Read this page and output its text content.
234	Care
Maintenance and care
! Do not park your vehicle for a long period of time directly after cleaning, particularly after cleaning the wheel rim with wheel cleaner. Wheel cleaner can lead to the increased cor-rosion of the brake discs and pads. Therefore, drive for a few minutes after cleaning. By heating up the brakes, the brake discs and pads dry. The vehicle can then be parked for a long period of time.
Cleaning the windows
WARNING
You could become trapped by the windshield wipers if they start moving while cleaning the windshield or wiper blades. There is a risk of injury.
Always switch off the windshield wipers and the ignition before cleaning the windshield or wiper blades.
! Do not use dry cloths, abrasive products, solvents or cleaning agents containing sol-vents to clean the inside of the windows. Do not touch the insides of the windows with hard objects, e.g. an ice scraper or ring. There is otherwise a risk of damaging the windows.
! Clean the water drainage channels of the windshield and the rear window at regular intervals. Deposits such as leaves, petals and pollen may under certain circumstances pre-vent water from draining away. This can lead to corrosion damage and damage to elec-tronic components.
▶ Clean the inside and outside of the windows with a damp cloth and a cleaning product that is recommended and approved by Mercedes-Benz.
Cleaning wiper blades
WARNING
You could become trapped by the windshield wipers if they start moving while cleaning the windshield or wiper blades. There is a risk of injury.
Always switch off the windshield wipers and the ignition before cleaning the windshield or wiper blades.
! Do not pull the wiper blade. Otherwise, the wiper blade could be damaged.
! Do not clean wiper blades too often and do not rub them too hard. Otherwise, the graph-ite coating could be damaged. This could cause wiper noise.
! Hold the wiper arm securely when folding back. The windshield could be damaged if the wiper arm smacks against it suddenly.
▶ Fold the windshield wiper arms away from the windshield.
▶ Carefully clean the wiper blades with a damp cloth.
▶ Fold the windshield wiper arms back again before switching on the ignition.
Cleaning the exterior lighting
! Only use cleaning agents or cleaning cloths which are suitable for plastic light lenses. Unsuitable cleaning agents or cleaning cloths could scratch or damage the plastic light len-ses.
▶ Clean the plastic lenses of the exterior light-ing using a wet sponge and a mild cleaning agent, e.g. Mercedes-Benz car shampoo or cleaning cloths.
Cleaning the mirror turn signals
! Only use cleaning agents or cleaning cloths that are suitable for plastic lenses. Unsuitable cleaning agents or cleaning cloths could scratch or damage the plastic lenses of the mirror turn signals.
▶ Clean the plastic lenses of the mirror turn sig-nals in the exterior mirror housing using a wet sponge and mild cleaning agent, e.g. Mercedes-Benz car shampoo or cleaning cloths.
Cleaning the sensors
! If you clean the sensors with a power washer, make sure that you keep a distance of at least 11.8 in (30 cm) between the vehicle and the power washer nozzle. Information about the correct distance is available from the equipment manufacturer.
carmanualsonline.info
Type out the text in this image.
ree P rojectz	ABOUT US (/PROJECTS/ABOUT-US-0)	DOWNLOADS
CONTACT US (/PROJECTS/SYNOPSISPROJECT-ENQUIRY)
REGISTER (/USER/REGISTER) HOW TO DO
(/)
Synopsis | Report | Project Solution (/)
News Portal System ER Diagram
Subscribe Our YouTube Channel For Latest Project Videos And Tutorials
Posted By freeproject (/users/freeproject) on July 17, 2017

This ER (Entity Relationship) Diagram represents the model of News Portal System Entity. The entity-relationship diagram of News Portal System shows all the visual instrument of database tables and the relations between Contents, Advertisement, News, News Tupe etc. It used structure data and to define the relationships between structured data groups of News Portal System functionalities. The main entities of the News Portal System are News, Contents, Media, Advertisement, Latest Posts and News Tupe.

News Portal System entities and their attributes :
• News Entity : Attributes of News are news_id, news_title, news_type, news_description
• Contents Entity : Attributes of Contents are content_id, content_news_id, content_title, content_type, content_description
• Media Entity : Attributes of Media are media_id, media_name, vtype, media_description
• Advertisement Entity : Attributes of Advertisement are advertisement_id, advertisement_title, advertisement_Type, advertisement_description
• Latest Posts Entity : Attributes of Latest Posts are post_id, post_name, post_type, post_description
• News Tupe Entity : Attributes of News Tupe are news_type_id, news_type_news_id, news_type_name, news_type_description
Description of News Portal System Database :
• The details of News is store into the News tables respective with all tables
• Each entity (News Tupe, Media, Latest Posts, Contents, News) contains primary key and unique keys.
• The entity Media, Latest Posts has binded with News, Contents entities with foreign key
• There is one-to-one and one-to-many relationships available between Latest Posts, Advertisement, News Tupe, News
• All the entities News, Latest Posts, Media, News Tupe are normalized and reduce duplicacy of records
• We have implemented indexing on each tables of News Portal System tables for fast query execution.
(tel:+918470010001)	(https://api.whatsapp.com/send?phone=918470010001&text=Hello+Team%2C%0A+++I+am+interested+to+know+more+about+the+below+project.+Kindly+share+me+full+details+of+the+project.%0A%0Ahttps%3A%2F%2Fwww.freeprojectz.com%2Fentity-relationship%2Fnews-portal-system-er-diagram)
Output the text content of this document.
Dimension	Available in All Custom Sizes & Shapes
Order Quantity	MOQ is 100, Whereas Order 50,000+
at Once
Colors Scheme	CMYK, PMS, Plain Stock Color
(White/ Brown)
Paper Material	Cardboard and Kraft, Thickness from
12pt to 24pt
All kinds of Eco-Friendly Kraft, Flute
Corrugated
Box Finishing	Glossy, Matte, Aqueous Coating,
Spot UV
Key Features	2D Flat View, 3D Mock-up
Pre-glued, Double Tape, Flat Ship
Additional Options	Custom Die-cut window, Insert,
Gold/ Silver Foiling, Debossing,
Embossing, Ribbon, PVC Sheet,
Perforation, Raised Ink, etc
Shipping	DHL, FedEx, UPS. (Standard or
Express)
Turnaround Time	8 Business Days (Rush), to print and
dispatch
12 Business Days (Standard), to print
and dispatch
┄┄┄┄┄┄┄┄┄┄┄┄┄┄┄┄┄┄┄┄
## Exercise goal
Restate the whole listing exactly, leaving out nothing.

## Correct answer
Read this page and output its text content.
234	Care
Maintenance and care
! Do not park your vehicle for a long period of time directly after cleaning, particularly after cleaning the wheel rim with wheel cleaner. Wheel cleaner can lead to the increased cor-rosion of the brake discs and pads. Therefore, drive for a few minutes after cleaning. By heating up the brakes, the brake discs and pads dry. The vehicle can then be parked for a long period of time.
Cleaning the windows
WARNING
You could become trapped by the windshield wipers if they start moving while cleaning the windshield or wiper blades. There is a risk of injury.
Always switch off the windshield wipers and the ignition before cleaning the windshield or wiper blades.
! Do not use dry cloths, abrasive products, solvents or cleaning agents containing sol-vents to clean the inside of the windows. Do not touch the insides of the windows with hard objects, e.g. an ice scraper or ring. There is otherwise a risk of damaging the windows.
! Clean the water drainage channels of the windshield and the rear window at regular intervals. Deposits such as leaves, petals and pollen may under certain circumstances pre-vent water from draining away. This can lead to corrosion damage and damage to elec-tronic components.
▶ Clean the inside and outside of the windows with a damp cloth and a cleaning product that is recommended and approved by Mercedes-Benz.
Cleaning wiper blades
WARNING
You could become trapped by the windshield wipers if they start moving while cleaning the windshield or wiper blades. There is a risk of injury.
Always switch off the windshield wipers and the ignition before cleaning the windshield or wiper blades.
! Do not pull the wiper blade. Otherwise, the wiper blade could be damaged.
! Do not clean wiper blades too often and do not rub them too hard. Otherwise, the graph-ite coating could be damaged. This could cause wiper noise.
! Hold the wiper arm securely when folding back. The windshield could be damaged if the wiper arm smacks against it suddenly.
▶ Fold the windshield wiper arms away from the windshield.
▶ Carefully clean the wiper blades with a damp cloth.
▶ Fold the windshield wiper arms back again before switching on the ignition.
Cleaning the exterior lighting
! Only use cleaning agents or cleaning cloths which are suitable for plastic light lenses. Unsuitable cleaning agents or cleaning cloths could scratch or damage the plastic light len-ses.
▶ Clean the plastic lenses of the exterior light-ing using a wet sponge and a mild cleaning agent, e.g. Mercedes-Benz car shampoo or cleaning cloths.
Cleaning the mirror turn signals
! Only use cleaning agents or cleaning cloths that are suitable for plastic lenses. Unsuitable cleaning agents or cleaning cloths could scratch or damage the plastic lenses of the mirror turn signals.
▶ Clean the plastic lenses of the mirror turn sig-nals in the exterior mirror housing using a wet sponge and mild cleaning agent, e.g. Mercedes-Benz car shampoo or cleaning cloths.
Cleaning the sensors
! If you clean the sensors with a power washer, make sure that you keep a distance of at least 11.8 in (30 cm) between the vehicle and the power washer nozzle. Information about the correct distance is available from the equipment manufacturer.
carmanualsonline.info
Type out the text in this image.
ree P rojectz	ABOUT US (/PROJECTS/ABOUT-US-0)	DOWNLOADS
CONTACT US (/PROJECTS/SYNOPSISPROJECT-ENQUIRY)
REGISTER (/USER/REGISTER) HOW TO DO
(/)
Synopsis | Report | Project Solution (/)
News Portal System ER Diagram
Subscribe Our YouTube Channel For Latest Project Videos And Tutorials
Posted By freeproject (/users/freeproject) on July 17, 2017

This ER (Entity Relationship) Diagram represents the model of News Portal System Entity. The entity-relationship diagram of News Portal System shows all the visual instrument of database tables and the relations between Contents, Advertisement, News, News Tupe etc. It used structure data and to define the relationships between structured data groups of News Portal System functionalities. The main entities of the News Portal System are News, Contents, Media, Advertisement, Latest Posts and News Tupe.

News Portal System entities and their attributes :
• News Entity : Attributes of News are news_id, news_title, news_type, news_description
• Contents Entity : Attributes of Contents are content_id, content_news_id, content_title, content_type, content_description
• Media Entity : Attributes of Media are media_id, media_name, vtype, media_description
• Advertisement Entity : Attributes of Advertisement are advertisement_id, advertisement_title, advertisement_Type, advertisement_description
• Latest Posts Entity : Attributes of Latest Posts are post_id, post_name, post_type, post_description
• News Tupe Entity : Attributes of News Tupe are news_type_id, news_type_news_id, news_type_name, news_type_description
Description of News Portal System Database :
• The details of News is store into the News tables respective with all tables
• Each entity (News Tupe, Media, Latest Posts, Contents, News) contains primary key and unique keys.
• The entity Media, Latest Posts has binded with News, Contents entities with foreign key
• There is one-to-one and one-to-many relationships available between Latest Posts, Advertisement, News Tupe, News
• All the entities News, Latest Posts, Media, News Tupe are normalized and reduce duplicacy of records
• We have implemented indexing on each tables of News Portal System tables for fast query execution.
(tel:+918470010001)	(https://api.whatsapp.com/send?phone=918470010001&text=Hello+Team%2C%0A+++I+am+interested+to+know+more+about+the+below+project.+Kindly+share+me+full+details+of+the+project.%0A%0Ahttps%3A%2F%2Fwww.freeprojectz.com%2Fentity-relationship%2Fnews-portal-system-er-diagram)
Output the text content of this document.
Dimension	Available in All Custom Sizes & Shapes
Order Quantity	MOQ is 100, Whereas Order 50,000+
at Once
Colors Scheme	CMYK, PMS, Plain Stock Color
(White/ Brown)
Paper Material	Cardboard and Kraft, Thickness from
12pt to 24pt
All kinds of Eco-Friendly Kraft, Flute
Corrugated
Box Finishing	Glossy, Matte, Aqueous Coating,
Spot UV
Key Features	2D Flat View, 3D Mock-up
Pre-glued, Double Tape, Flat Ship
Additional Options	Custom Die-cut window, Insert,
Gold/ Silver Foiling, Debossing,
Embossing, Ribbon, PVC Sheet,
Perforation, Raised Ink, etc
Shipping	DHL, FedEx, UPS. (Standard or
Express)
Turnaround Time	8 Business Days (Rush), to print and
dispatch
12 Business Days (Standard), to print
and dispatch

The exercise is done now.